• [Goal]
Go over the entries below line by line, copying each one that contains the word "previdenziali".

++++++++++++++++++++

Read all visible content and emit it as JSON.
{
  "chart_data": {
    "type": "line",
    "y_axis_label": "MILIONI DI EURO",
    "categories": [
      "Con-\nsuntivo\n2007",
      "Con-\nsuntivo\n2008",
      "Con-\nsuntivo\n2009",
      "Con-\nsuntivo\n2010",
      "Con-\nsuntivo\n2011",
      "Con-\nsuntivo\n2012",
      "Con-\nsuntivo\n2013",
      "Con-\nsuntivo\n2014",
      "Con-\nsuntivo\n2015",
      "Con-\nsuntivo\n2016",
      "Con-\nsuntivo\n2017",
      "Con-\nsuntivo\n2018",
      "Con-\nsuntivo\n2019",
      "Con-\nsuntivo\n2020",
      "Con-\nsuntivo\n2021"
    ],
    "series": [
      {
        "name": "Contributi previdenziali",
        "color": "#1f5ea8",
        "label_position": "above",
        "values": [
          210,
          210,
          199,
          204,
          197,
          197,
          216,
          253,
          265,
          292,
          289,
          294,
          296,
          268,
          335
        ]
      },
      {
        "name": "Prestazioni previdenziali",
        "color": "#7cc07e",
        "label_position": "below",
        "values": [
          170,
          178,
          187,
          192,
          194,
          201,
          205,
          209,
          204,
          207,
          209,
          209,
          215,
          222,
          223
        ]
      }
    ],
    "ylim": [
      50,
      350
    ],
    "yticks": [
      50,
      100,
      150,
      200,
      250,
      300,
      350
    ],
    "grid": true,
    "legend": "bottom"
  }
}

++++++++++++++++++++

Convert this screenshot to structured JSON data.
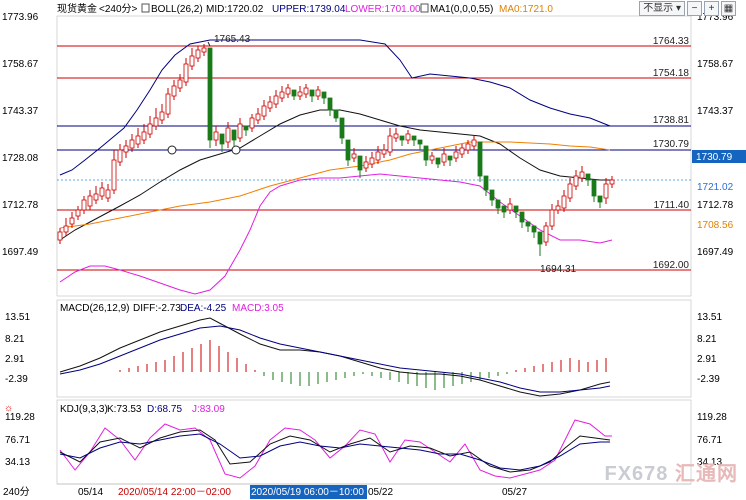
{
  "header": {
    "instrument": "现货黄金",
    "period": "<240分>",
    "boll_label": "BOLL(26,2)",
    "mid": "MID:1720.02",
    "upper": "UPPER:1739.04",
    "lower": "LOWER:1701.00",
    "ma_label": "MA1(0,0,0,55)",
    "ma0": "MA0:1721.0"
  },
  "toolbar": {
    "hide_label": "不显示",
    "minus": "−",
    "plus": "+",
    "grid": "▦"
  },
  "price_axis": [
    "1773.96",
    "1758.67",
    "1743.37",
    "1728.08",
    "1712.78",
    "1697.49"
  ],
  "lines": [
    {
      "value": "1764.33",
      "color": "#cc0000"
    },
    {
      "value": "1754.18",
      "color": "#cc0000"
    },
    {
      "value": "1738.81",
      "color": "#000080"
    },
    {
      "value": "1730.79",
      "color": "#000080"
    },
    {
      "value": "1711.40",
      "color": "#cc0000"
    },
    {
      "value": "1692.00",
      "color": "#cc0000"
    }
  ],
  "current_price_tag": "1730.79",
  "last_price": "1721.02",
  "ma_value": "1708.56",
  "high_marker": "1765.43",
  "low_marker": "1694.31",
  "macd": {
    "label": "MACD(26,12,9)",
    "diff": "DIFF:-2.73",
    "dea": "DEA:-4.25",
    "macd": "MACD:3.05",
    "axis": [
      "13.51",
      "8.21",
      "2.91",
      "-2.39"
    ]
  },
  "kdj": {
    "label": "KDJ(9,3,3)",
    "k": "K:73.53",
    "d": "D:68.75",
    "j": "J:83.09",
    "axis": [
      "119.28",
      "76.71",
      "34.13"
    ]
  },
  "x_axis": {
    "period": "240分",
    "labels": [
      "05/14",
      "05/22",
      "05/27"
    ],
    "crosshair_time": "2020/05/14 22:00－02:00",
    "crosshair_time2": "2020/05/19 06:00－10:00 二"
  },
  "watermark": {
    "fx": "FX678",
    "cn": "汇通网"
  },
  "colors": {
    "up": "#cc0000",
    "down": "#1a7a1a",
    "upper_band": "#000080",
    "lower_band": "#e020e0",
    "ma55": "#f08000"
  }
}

++++++++++++++++++++

• [Full solution]
        "name": "Contributi previdenziali",
        "name": "Prestazioni previdenziali",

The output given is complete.